Records from a data source:

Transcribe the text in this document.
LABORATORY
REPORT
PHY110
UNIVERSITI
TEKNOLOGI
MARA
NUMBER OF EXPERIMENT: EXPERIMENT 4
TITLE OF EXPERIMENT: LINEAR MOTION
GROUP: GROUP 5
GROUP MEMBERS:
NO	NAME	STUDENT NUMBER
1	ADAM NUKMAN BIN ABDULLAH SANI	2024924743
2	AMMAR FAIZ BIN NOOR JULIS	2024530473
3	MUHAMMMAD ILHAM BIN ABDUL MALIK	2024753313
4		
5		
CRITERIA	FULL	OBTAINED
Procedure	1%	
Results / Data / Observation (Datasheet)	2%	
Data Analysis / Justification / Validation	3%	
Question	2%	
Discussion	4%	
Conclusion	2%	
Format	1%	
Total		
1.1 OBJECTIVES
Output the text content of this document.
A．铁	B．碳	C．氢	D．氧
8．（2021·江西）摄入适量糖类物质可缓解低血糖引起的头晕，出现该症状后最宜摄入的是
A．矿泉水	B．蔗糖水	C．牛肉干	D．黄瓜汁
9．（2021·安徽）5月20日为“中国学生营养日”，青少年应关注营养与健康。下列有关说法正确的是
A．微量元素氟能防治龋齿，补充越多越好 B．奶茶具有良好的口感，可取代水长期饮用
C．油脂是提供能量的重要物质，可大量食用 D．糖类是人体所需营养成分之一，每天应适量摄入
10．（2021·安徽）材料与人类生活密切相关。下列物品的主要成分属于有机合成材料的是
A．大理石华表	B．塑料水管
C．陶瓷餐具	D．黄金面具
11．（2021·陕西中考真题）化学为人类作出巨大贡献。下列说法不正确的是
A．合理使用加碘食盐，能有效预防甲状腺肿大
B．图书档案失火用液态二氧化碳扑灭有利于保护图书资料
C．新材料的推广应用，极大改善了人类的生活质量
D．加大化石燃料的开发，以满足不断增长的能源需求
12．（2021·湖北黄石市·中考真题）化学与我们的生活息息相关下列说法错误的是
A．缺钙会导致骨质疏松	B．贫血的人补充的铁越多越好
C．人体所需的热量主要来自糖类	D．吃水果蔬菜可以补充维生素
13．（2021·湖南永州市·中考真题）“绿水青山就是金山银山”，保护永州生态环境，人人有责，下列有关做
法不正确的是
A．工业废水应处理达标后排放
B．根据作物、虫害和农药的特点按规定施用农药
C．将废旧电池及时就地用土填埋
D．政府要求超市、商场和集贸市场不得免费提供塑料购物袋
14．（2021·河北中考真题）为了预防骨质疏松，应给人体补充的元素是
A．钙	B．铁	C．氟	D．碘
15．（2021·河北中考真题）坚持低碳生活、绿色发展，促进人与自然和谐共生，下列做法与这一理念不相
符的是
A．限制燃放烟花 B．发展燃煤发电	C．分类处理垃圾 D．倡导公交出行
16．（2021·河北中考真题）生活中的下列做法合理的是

→ **CHALLENGE**:
The listing above must be transcribed exactly, line by line.

→ **FINISHED TASK**:
Transcribe the text in this document.
LABORATORY
REPORT
PHY110
UNIVERSITI
TEKNOLOGI
MARA
NUMBER OF EXPERIMENT: EXPERIMENT 4
TITLE OF EXPERIMENT: LINEAR MOTION
GROUP: GROUP 5
GROUP MEMBERS:
NO	NAME	STUDENT NUMBER
1	ADAM NUKMAN BIN ABDULLAH SANI	2024924743
2	AMMAR FAIZ BIN NOOR JULIS	2024530473
3	MUHAMMMAD ILHAM BIN ABDUL MALIK	2024753313
4		
5		
CRITERIA	FULL	OBTAINED
Procedure	1%	
Results / Data / Observation (Datasheet)	2%	
Data Analysis / Justification / Validation	3%	
Question	2%	
Discussion	4%	
Conclusion	2%	
Format	1%	
Total		
1.1 OBJECTIVES
Output the text content of this document.
A．铁	B．碳	C．氢	D．氧
8．（2021·江西）摄入适量糖类物质可缓解低血糖引起的头晕，出现该症状后最宜摄入的是
A．矿泉水	B．蔗糖水	C．牛肉干	D．黄瓜汁
9．（2021·安徽）5月20日为“中国学生营养日”，青少年应关注营养与健康。下列有关说法正确的是
A．微量元素氟能防治龋齿，补充越多越好 B．奶茶具有良好的口感，可取代水长期饮用
C．油脂是提供能量的重要物质，可大量食用 D．糖类是人体所需营养成分之一，每天应适量摄入
10．（2021·安徽）材料与人类生活密切相关。下列物品的主要成分属于有机合成材料的是
A．大理石华表	B．塑料水管
C．陶瓷餐具	D．黄金面具
11．（2021·陕西中考真题）化学为人类作出巨大贡献。下列说法不正确的是
A．合理使用加碘食盐，能有效预防甲状腺肿大
B．图书档案失火用液态二氧化碳扑灭有利于保护图书资料
C．新材料的推广应用，极大改善了人类的生活质量
D．加大化石燃料的开发，以满足不断增长的能源需求
12．（2021·湖北黄石市·中考真题）化学与我们的生活息息相关下列说法错误的是
A．缺钙会导致骨质疏松	B．贫血的人补充的铁越多越好
C．人体所需的热量主要来自糖类	D．吃水果蔬菜可以补充维生素
13．（2021·湖南永州市·中考真题）“绿水青山就是金山银山”，保护永州生态环境，人人有责，下列有关做
法不正确的是
A．工业废水应处理达标后排放
B．根据作物、虫害和农药的特点按规定施用农药
C．将废旧电池及时就地用土填埋
D．政府要求超市、商场和集贸市场不得免费提供塑料购物袋
14．（2021·河北中考真题）为了预防骨质疏松，应给人体补充的元素是
A．钙	B．铁	C．氟	D．碘
15．（2021·河北中考真题）坚持低碳生活、绿色发展，促进人与自然和谐共生，下列做法与这一理念不相
符的是
A．限制燃放烟花 B．发展燃煤发电	C．分类处理垃圾 D．倡导公交出行
16．（2021·河北中考真题）生活中的下列做法合理的是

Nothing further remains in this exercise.